The problem → Leave out the pictures, then reproduce the rest of the material exactly.

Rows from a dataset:
.....
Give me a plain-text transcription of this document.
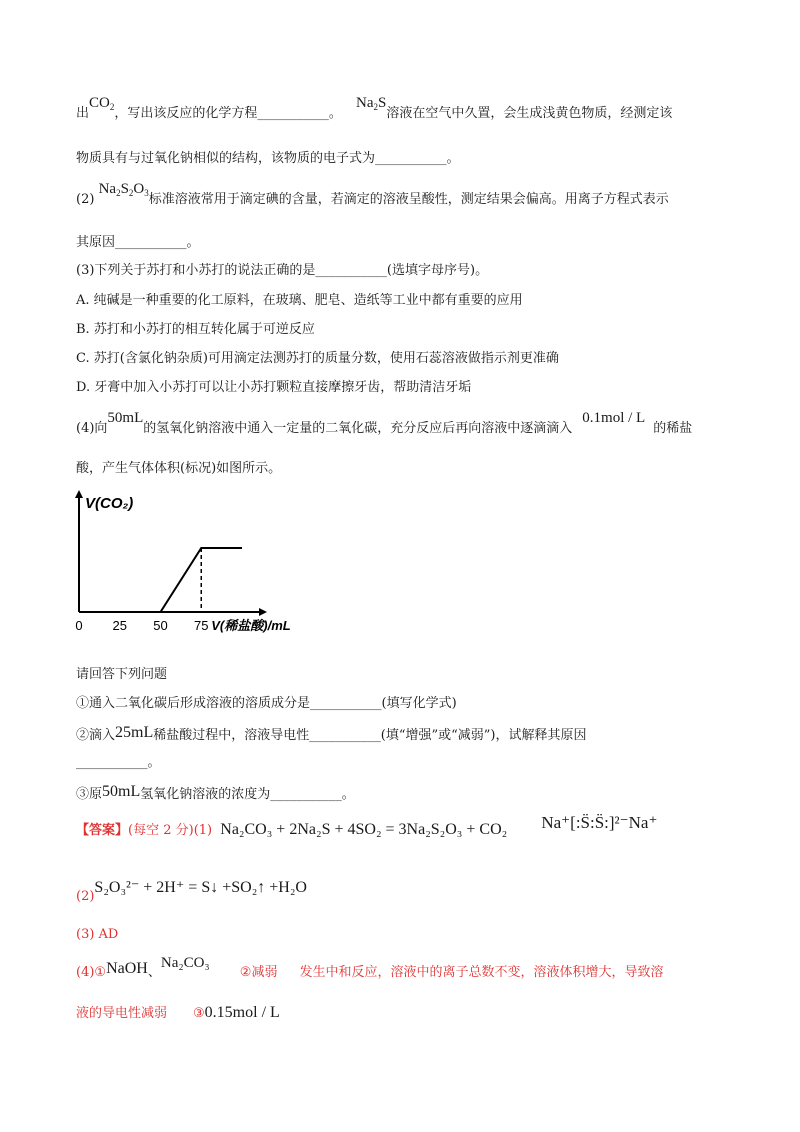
出$CO_2$，写出该反应的化学方程___________。 $Na_2S$溶液在空气中久置，会生成浅黄色物质，经测定该
物质具有与过氧化钠相似的结构，该物质的电子式为___________。
(2) $Na_2S_2O_3$标准溶液常用于滴定碘的含量，若滴定的溶液呈酸性，测定结果会偏高。用离子方程式表示
其原因___________。
(3)下列关于苏打和小苏打的说法正确的是___________(选填字母序号)。
A. 纯碱是一种重要的化工原料，在玻璃、肥皂、造纸等工业中都有重要的应用
B. 苏打和小苏打的相互转化属于可逆反应
C. 苏打(含氯化钠杂质)可用滴定法测苏打的质量分数，使用石蕊溶液做指示剂更准确
D. 牙膏中加入小苏打可以让小苏打颗粒直接摩擦牙齿，帮助清洁牙垢
(4)向50mL的氢氧化钠溶液中通入一定量的二氧化碳，充分反应后再向溶液中逐滴滴入0.1mol / L的稀盐
酸，产生气体体积(标况)如图所示。
V(CO₂)
0 25 50 75 V(稀盐酸)/mL
请回答下列问题
①通入二氧化碳后形成溶液的溶质成分是___________(填写化学式)
②滴入25mL稀盐酸过程中，溶液导电性___________(填“增强”或“减弱”)，试解释其原因
___________。
③原50mL氢氧化钠溶液的浓度为___________。
【答案】(每空 2 分)(1) Na₂CO₃ + 2Na₂S + 4SO₂ = 3Na₂S₂O₃ + CO₂ Na⁺[:S̈:S̈:]²⁻Na⁺
(2)S₂O₃²⁻ + 2H⁺ = S↓ +SO₂↑ +H₂O
(3) AD
(4)①NaOH、Na₂CO₃ ②减弱 发生中和反应，溶液中的离子总数不变，溶液体积增大，导致溶
液的导电性减弱 ③0.15mol / L
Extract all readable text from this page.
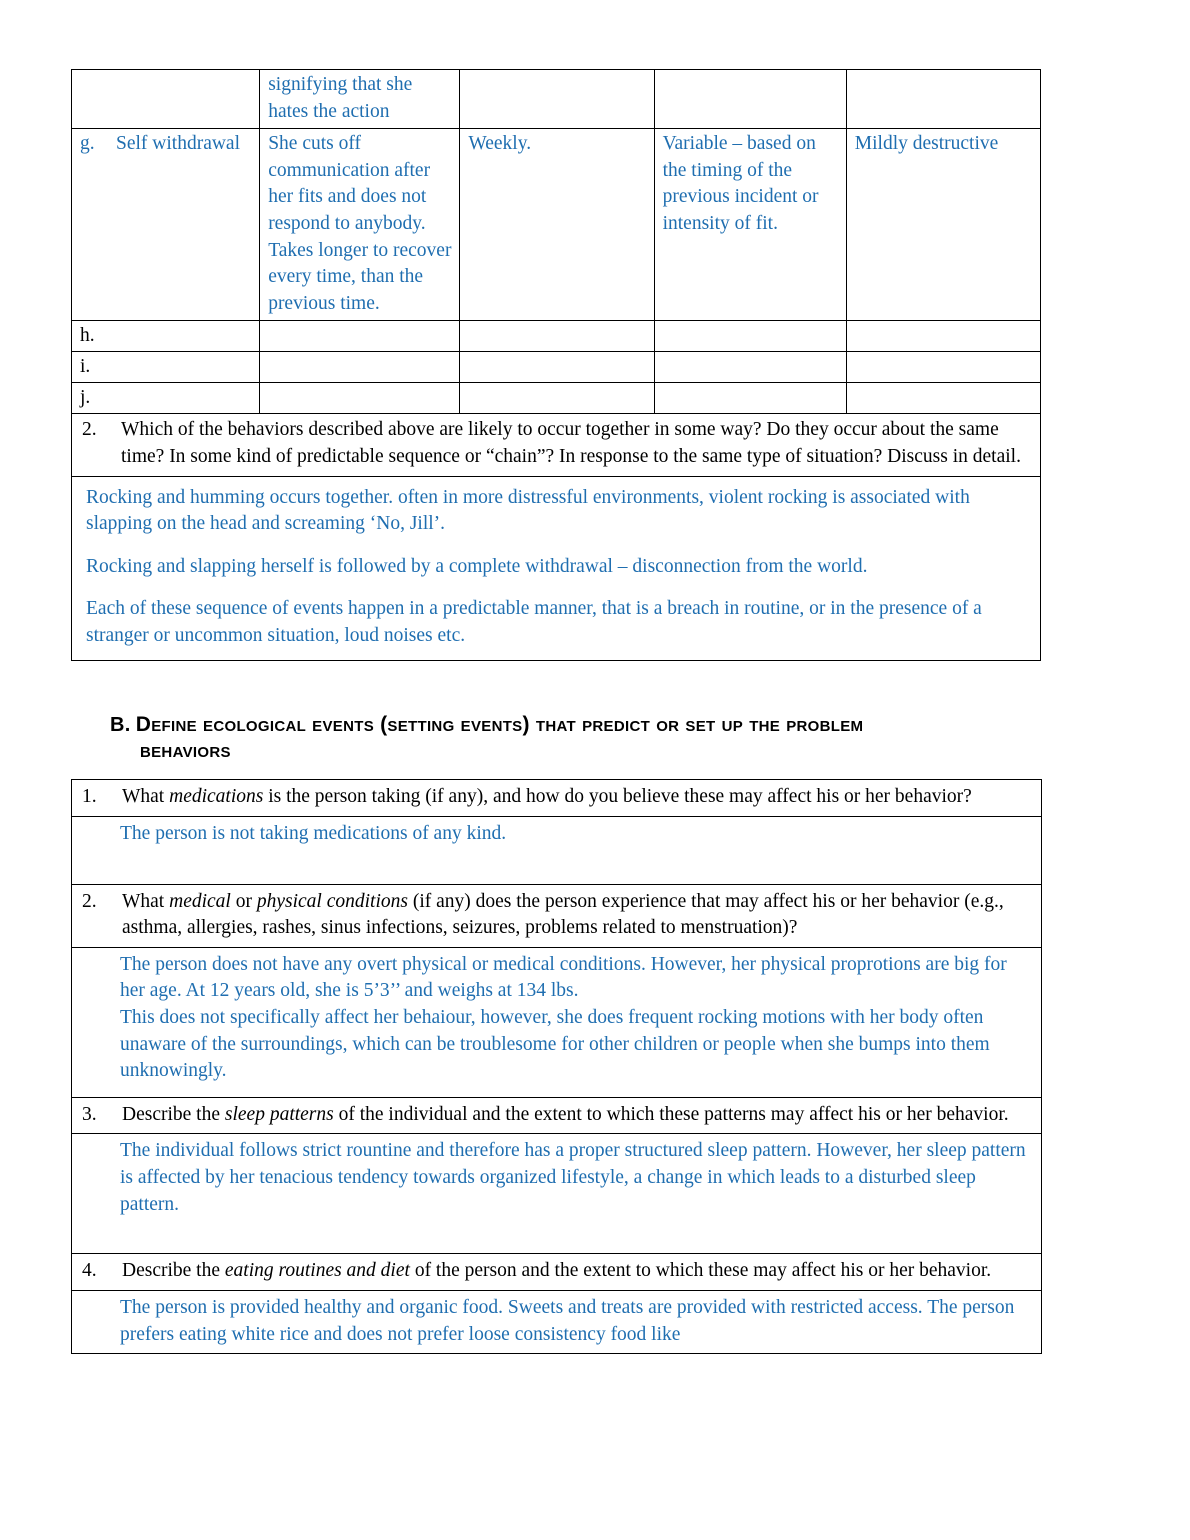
	signifying that she hates the action			

g. Self withdrawal	She cuts off communication after her fits and does not respond to anybody. Takes longer to recover every time, than the previous time.	Weekly.	Variable – based on the timing of the previous incident or intensity of fit.	Mildly destructive

h.				

i.				

j.				

2. Which of the behaviors described above are likely to occur together in some way? Do they occur about the same time? In some kind of predictable sequence or “chain”? In response to the same type of situation? Discuss in detail.				

Rocking and humming occurs together. often in more distressful environments, violent rocking is associated with slapping on the head and screaming ‘No, Jill’.

Rocking and slapping herself is followed by a complete withdrawal – disconnection from the world.

Each of these sequence of events happen in a predictable manner, that is a breach in routine, or in the presence of a stranger or uncommon situation, loud noises etc.				

B. Define ecological events (setting events) that predict or set up the problem
behaviors
1. What medications is the person taking (if any), and how do you believe these may affect his or her behavior?

The person is not taking medications of any kind.

2. What medical or physical conditions (if any) does the person experience that may affect his or her behavior (e.g., asthma, allergies, rashes, sinus infections, seizures, problems related to menstruation)?

The person does not have any overt physical or medical conditions. However, her physical proprotions are big for her age. At 12 years old, she is 5’3’’ and weighs at 134 lbs.
This does not specifically affect her behaiour, however, she does frequent rocking motions with her body often unaware of the surroundings, which can be troublesome for other children or people when she bumps into them unknowingly.

3. Describe the sleep patterns of the individual and the extent to which these patterns may affect his or her behavior.

The individual follows strict rountine and therefore has a proper structured sleep pattern. However, her sleep pattern is affected by her tenacious tendency towards organized lifestyle, a change in which leads to a disturbed sleep pattern.

4. Describe the eating routines and diet of the person and the extent to which these may affect his or her behavior.

The person is provided healthy and organic food. Sweets and treats are provided with restricted access. The person prefers eating white rice and does not prefer loose consistency food like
.....
Completed exercise →
Give me a plain-text transcription of this document.
出$CO_2$，写出该反应的化学方程___________。 $Na_2S$溶液在空气中久置，会生成浅黄色物质，经测定该
物质具有与过氧化钠相似的结构，该物质的电子式为___________。
(2) $Na_2S_2O_3$标准溶液常用于滴定碘的含量，若滴定的溶液呈酸性，测定结果会偏高。用离子方程式表示
其原因___________。
(3)下列关于苏打和小苏打的说法正确的是___________(选填字母序号)。
A. 纯碱是一种重要的化工原料，在玻璃、肥皂、造纸等工业中都有重要的应用
B. 苏打和小苏打的相互转化属于可逆反应
C. 苏打(含氯化钠杂质)可用滴定法测苏打的质量分数，使用石蕊溶液做指示剂更准确
D. 牙膏中加入小苏打可以让小苏打颗粒直接摩擦牙齿，帮助清洁牙垢
(4)向50mL的氢氧化钠溶液中通入一定量的二氧化碳，充分反应后再向溶液中逐滴滴入0.1mol / L的稀盐
酸，产生气体体积(标况)如图所示。
V(CO₂)
0 25 50 75 V(稀盐酸)/mL
请回答下列问题
①通入二氧化碳后形成溶液的溶质成分是___________(填写化学式)
②滴入25mL稀盐酸过程中，溶液导电性___________(填“增强”或“减弱”)，试解释其原因
___________。
③原50mL氢氧化钠溶液的浓度为___________。
【答案】(每空 2 分)(1) Na₂CO₃ + 2Na₂S + 4SO₂ = 3Na₂S₂O₃ + CO₂ Na⁺[:S̈:S̈:]²⁻Na⁺
(2)S₂O₃²⁻ + 2H⁺ = S↓ +SO₂↑ +H₂O
(3) AD
(4)①NaOH、Na₂CO₃ ②减弱 发生中和反应，溶液中的离子总数不变，溶液体积增大，导致溶
液的导电性减弱 ③0.15mol / L
Extract all readable text from this page.
	signifying that she hates the action			

g. Self withdrawal	She cuts off communication after her fits and does not respond to anybody. Takes longer to recover every time, than the previous time.	Weekly.	Variable – based on the timing of the previous incident or intensity of fit.	Mildly destructive

h.				

i.				

j.				

2. Which of the behaviors described above are likely to occur together in some way? Do they occur about the same time? In some kind of predictable sequence or “chain”? In response to the same type of situation? Discuss in detail.				

Rocking and humming occurs together. often in more distressful environments, violent rocking is associated with slapping on the head and screaming ‘No, Jill’.

Rocking and slapping herself is followed by a complete withdrawal – disconnection from the world.

Each of these sequence of events happen in a predictable manner, that is a breach in routine, or in the presence of a stranger or uncommon situation, loud noises etc.				

B. Define ecological events (setting events) that predict or set up the problem
behaviors
1. What medications is the person taking (if any), and how do you believe these may affect his or her behavior?

The person is not taking medications of any kind.

2. What medical or physical conditions (if any) does the person experience that may affect his or her behavior (e.g., asthma, allergies, rashes, sinus infections, seizures, problems related to menstruation)?

The person does not have any overt physical or medical conditions. However, her physical proprotions are big for her age. At 12 years old, she is 5’3’’ and weighs at 134 lbs.
This does not specifically affect her behaiour, however, she does frequent rocking motions with her body often unaware of the surroundings, which can be troublesome for other children or people when she bumps into them unknowingly.

3. Describe the sleep patterns of the individual and the extent to which these patterns may affect his or her behavior.

The individual follows strict rountine and therefore has a proper structured sleep pattern. However, her sleep pattern is affected by her tenacious tendency towards organized lifestyle, a change in which leads to a disturbed sleep pattern.

4. Describe the eating routines and diet of the person and the extent to which these may affect his or her behavior.

The person is provided healthy and organic food. Sweets and treats are provided with restricted access. The person prefers eating white rice and does not prefer loose consistency food like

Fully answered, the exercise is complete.